Wisdom Wednesday

3 comments

Book Review:

Yardsticks: Children in the Classroom Ages 4-14:

A Resource for Parents and Teachers

by Chip Wood

When I was a teacher, there were certain books that I found extremely helpful when planning curriculum, looking at progress reports, or simply trying to figure out why a student was behaving in a certain way. Sometimes it was hard to tell what was a stage of development, what was a red flag, and what was merely a growth in personality. This book, Yardsticks, by Chip Wood, was my go-to guide for  age appropriateness in social, physical, and academic realms. Now, as a mother, it’s worth its weight in gold.

You see, my oldest just turned four. He’s always been a relatively serious, shy, cautious little guy who never took physical risks and rarely got hurt. Suddenly, I’m finding myself with some wild combination of Sonic the Hedgehog, Tigger, and the guy who used to narrate those Micro-Machines commercials in the late 80’s. He has stopped walking and pretty much runs everywhere. He talks CONSTANTLY to everyone, about everything. He has started doing flips off his bed, and his poor legs look like he played in the World Cup without shin guards. Enter Yardsticks.

According to Wood, “Fours are ready for everything. They are explorers and adventurers and are soaking up the world of knowledge with incredible speed. They are capable of almost nonstop mental and physical gymnastics. Parents and teachers need vast amounts of energy to keep up with these young dynamos.” (31-32). Phew. A phase that would pass.

● **THE INPUT**
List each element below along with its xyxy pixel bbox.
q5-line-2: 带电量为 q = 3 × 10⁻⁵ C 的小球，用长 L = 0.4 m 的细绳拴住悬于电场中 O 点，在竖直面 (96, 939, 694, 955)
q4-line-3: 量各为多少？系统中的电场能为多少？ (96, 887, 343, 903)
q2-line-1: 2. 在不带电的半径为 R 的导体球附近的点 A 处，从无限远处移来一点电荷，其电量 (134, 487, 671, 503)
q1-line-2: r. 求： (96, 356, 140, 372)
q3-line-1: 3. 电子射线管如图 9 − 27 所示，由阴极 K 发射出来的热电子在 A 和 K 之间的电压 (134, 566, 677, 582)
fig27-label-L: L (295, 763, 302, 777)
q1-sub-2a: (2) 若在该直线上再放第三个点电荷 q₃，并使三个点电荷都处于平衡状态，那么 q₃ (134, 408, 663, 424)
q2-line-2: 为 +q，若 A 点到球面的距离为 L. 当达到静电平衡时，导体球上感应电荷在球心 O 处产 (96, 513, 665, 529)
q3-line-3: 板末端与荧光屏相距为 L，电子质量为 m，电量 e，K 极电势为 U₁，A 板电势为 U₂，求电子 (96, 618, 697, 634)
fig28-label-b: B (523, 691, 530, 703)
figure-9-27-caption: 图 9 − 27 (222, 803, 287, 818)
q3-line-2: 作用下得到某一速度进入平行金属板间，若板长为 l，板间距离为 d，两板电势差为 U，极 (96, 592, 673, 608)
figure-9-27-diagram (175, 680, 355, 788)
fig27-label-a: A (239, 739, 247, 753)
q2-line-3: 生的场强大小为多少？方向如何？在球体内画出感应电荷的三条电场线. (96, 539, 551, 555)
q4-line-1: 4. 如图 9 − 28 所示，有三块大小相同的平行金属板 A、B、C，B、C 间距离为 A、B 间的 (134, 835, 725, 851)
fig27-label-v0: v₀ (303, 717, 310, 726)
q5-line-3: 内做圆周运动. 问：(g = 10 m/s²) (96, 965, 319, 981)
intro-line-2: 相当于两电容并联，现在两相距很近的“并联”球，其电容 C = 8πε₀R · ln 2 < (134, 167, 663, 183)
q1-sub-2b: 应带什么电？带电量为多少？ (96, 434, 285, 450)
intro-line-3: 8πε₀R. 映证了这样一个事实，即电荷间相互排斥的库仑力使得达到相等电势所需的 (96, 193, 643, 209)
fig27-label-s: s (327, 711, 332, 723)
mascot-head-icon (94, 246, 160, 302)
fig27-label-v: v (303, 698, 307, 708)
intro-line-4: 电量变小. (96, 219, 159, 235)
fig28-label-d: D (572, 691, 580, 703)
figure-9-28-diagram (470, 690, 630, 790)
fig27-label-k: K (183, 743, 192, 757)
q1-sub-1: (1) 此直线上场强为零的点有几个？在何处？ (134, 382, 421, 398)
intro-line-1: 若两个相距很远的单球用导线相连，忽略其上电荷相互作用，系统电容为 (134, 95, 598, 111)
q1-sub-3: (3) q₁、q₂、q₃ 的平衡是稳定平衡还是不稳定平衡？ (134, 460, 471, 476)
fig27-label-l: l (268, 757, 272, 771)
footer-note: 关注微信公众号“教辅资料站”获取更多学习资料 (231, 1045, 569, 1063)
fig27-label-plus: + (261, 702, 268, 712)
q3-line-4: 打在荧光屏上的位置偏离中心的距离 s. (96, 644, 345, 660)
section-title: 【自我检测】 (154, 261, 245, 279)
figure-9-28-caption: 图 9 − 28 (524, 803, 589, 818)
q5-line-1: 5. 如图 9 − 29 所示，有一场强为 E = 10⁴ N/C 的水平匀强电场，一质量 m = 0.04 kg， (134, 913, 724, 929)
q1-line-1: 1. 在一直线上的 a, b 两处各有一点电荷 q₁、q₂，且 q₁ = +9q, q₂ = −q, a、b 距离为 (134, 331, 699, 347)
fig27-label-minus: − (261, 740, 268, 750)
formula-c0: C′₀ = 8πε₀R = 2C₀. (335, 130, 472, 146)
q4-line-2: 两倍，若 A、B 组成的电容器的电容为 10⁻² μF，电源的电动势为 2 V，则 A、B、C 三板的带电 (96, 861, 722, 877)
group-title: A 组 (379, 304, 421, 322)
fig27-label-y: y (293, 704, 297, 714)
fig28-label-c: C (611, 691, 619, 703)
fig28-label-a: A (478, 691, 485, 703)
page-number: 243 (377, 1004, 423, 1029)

● **GOALS**
[1] Convert the listing into a Markdown table with the columns Row and Line, skipping blank lines. Include only the lines from the first line of the listing through the line containing "1045, 569, 1063)", both ends included.
[2] Carry on the book review from where it stops.

● **FINAL RESULTS**
[1]
| Row | Line |
|---|---|
| 1 | List each element below along with its xyxy pixel bbox. |
| 2 | q5-line-2: 带电量为 q = 3 × 10⁻⁵ C 的小球，用长 L = 0.4 m 的细绳拴住悬于电场中 O 点，在竖直面 (96, 939, 694, 955) |
| 3 | q4-line-3: 量各为多少？系统中的电场能为多少？ (96, 887, 343, 903) |
| 4 | q2-line-1: 2. 在不带电的半径为 R 的导体球附近的点 A 处，从无限远处移来一点电荷，其电量 (134, 487, 671, 503) |
| 5 | q1-line-2: r. 求： (96, 356, 140, 372) |
| 6 | q3-line-1: 3. 电子射线管如图 9 − 27 所示，由阴极 K 发射出来的热电子在 A 和 K 之间的电压 (134, 566, 677, 582) |
| 7 | fig27-label-L: L (295, 763, 302, 777) |
| 8 | q1-sub-2a: (2) 若在该直线上再放第三个点电荷 q₃，并使三个点电荷都处于平衡状态，那么 q₃ (134, 408, 663, 424) |
| 9 | q2-line-2: 为 +q，若 A 点到球面的距离为 L. 当达到静电平衡时，导体球上感应电荷在球心 O 处产 (96, 513, 665, 529) |
| 10 | q3-line-3: 板末端与荧光屏相距为 L，电子质量为 m，电量 e，K 极电势为 U₁，A 板电势为 U₂，求电子 (96, 618, 697, 634) |
| 11 | fig28-label-b: B (523, 691, 530, 703) |
| 12 | figure-9-27-caption: 图 9 − 27 (222, 803, 287, 818) |
| 13 | q3-line-2: 作用下得到某一速度进入平行金属板间，若板长为 l，板间距离为 d，两板电势差为 U，极 (96, 592, 673, 608) |
| 14 | figure-9-27-diagram (175, 680, 355, 788) |
| 15 | fig27-label-a: A (239, 739, 247, 753) |
| 16 | q2-line-3: 生的场强大小为多少？方向如何？在球体内画出感应电荷的三条电场线. (96, 539, 551, 555) |
| 17 | q4-line-1: 4. 如图 9 − 28 所示，有三块大小相同的平行金属板 A、B、C，B、C 间距离为 A、B 间的 (134, 835, 725, 851) |
| 18 | fig27-label-v0: v₀ (303, 717, 310, 726) |
| 19 | q5-line-3: 内做圆周运动. 问：(g = 10 m/s²) (96, 965, 319, 981) |
| 20 | intro-line-2: 相当于两电容并联，现在两相距很近的“并联”球，其电容 C = 8πε₀R · ln 2 < (134, 167, 663, 183) |
| 21 | q1-sub-2b: 应带什么电？带电量为多少？ (96, 434, 285, 450) |
| 22 | intro-line-3: 8πε₀R. 映证了这样一个事实，即电荷间相互排斥的库仑力使得达到相等电势所需的 (96, 193, 643, 209) |
| 23 | fig27-label-s: s (327, 711, 332, 723) |
| 24 | mascot-head-icon (94, 246, 160, 302) |
| 25 | fig27-label-v: v (303, 698, 307, 708) |
| 26 | intro-line-4: 电量变小. (96, 219, 159, 235) |
| 27 | fig28-label-d: D (572, 691, 580, 703) |
| 28 | figure-9-28-diagram (470, 690, 630, 790) |
| 29 | fig27-label-k: K (183, 743, 192, 757) |
| 30 | q1-sub-1: (1) 此直线上场强为零的点有几个？在何处？ (134, 382, 421, 398) |
| 31 | intro-line-1: 若两个相距很远的单球用导线相连，忽略其上电荷相互作用，系统电容为 (134, 95, 598, 111) |
| 32 | q1-sub-3: (3) q₁、q₂、q₃ 的平衡是稳定平衡还是不稳定平衡？ (134, 460, 471, 476) |
| 33 | fig27-label-l: l (268, 757, 272, 771) |
| 34 | footer-note: 关注微信公众号“教辅资料站”获取更多学习资料 (231, 1045, 569, 1063) |

[2]
For each age, Wood goes into great detail describing growth patterns as they pertain to physical, social, language, and cognitive skills. He also talks about what each age should be expected to do in the classroom from a day-to-day tasks standpoint as well as basic curricular milestones (i.e., Fours should begin to “parallel” read with an adult where… “the child ‘reads’ one page (telling a familiar story) you read the next”). Until my sons are 14, the oldest age covered in this book, I can guarantee I will be pulling this book out a LOT.

If I could only recommend one book for parents about child growth and development this would be it. It really provides useful information about what you can expect both at home and at school. Best of all, it does so in a concise, easy-to-understand manner. Check it out! I promise you won’t regret having this on your shelf.

Yardsticks, by Chip Wood

3 comments on “Wisdom Wednesday”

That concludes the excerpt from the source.